### EXERCISE DIRECTIONS
Scan the records below and report how many lines contain the word "nodes", giving the number by itself.

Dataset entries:
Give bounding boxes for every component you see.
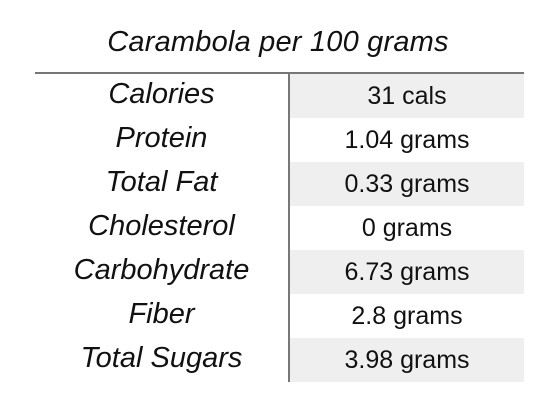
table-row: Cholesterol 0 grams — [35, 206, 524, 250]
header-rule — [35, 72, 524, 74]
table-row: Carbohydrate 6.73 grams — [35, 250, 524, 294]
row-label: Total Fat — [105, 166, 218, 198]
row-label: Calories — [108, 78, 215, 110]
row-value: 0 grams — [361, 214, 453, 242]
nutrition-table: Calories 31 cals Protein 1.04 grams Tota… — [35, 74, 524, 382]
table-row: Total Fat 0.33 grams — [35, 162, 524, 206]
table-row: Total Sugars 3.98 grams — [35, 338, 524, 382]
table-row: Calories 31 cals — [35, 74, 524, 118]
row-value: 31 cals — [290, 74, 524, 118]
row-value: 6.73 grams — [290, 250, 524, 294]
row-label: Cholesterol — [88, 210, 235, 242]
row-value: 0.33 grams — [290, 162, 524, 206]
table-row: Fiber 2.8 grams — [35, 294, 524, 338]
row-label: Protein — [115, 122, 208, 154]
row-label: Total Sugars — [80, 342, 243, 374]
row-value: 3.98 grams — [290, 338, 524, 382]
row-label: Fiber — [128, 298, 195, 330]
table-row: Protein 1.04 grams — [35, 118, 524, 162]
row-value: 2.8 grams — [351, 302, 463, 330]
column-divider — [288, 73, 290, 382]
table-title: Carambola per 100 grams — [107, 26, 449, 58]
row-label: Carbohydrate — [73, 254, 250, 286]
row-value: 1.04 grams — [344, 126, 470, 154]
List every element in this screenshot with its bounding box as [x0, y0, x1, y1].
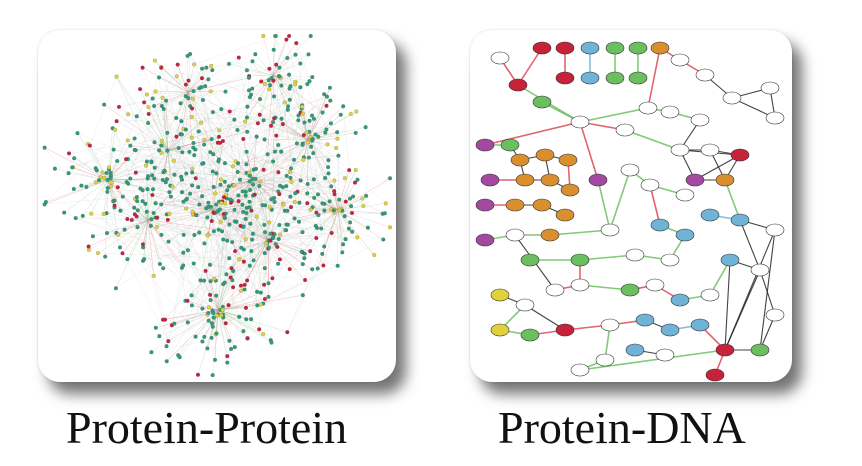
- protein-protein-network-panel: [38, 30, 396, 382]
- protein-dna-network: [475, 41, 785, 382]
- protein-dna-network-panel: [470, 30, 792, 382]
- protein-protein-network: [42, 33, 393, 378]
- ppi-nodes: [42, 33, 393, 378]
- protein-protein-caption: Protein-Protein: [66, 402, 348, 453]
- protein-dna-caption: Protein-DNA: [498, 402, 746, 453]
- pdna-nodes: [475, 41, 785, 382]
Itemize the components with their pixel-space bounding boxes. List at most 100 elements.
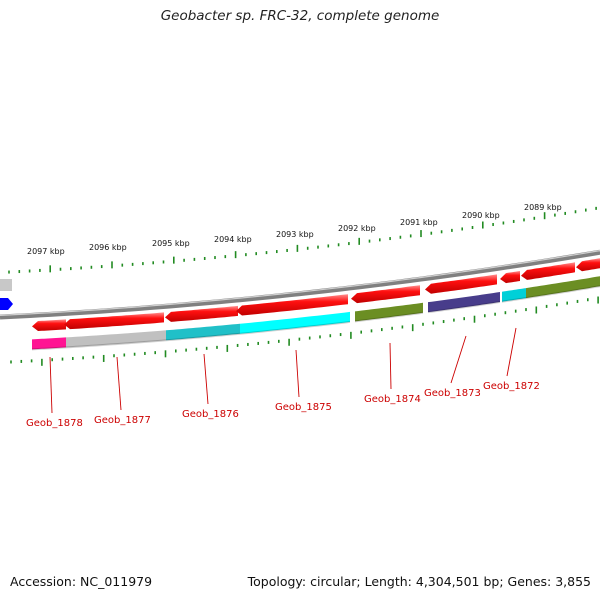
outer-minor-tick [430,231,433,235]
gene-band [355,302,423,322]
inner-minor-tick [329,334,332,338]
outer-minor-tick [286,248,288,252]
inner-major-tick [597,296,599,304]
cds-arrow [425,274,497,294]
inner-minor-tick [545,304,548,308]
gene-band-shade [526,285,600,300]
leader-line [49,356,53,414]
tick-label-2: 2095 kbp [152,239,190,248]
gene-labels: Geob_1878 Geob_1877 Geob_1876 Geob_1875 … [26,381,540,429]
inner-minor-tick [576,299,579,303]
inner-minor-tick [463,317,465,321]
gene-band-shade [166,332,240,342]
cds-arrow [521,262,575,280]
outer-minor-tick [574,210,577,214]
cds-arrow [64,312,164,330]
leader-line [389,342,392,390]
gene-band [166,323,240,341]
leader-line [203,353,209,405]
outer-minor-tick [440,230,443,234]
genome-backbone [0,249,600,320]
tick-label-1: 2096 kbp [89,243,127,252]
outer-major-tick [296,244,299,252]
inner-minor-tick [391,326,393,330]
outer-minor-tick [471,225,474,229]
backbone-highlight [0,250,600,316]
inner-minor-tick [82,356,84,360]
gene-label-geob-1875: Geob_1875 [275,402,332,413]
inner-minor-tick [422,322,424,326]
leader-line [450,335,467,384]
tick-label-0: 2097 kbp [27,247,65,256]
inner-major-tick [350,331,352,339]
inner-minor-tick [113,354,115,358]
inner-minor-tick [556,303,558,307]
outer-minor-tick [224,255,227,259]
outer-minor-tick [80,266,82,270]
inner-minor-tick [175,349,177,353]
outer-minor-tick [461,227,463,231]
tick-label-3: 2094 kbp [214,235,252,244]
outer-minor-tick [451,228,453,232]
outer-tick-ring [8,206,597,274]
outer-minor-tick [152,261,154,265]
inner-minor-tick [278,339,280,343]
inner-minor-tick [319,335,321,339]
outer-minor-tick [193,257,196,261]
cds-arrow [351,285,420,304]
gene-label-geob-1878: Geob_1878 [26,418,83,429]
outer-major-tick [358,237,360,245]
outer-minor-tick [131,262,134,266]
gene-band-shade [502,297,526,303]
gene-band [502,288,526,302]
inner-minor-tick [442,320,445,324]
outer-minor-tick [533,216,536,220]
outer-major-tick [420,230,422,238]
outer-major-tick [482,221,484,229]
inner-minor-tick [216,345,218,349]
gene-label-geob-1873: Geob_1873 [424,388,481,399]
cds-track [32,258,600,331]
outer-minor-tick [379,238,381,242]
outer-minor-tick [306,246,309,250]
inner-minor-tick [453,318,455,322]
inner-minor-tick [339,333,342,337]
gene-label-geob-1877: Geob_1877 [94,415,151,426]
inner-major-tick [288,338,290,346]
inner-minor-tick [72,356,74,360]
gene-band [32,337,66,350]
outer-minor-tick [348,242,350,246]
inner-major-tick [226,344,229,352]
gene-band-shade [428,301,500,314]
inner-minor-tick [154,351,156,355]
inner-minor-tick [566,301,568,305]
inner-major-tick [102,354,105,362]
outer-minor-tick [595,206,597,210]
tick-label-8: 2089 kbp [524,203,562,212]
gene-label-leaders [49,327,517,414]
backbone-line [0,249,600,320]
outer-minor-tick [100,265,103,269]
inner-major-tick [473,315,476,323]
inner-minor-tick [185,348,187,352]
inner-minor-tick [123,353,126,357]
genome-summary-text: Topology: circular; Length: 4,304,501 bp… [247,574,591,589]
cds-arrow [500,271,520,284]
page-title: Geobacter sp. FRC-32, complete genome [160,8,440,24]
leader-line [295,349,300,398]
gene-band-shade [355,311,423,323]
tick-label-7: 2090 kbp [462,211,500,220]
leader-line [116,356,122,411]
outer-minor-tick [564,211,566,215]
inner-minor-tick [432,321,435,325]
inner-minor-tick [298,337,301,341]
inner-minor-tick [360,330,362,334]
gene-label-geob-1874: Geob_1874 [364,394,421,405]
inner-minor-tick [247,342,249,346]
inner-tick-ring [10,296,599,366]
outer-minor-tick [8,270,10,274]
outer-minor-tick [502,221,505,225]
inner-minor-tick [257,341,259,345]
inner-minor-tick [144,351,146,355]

### RESPONSE AREA
2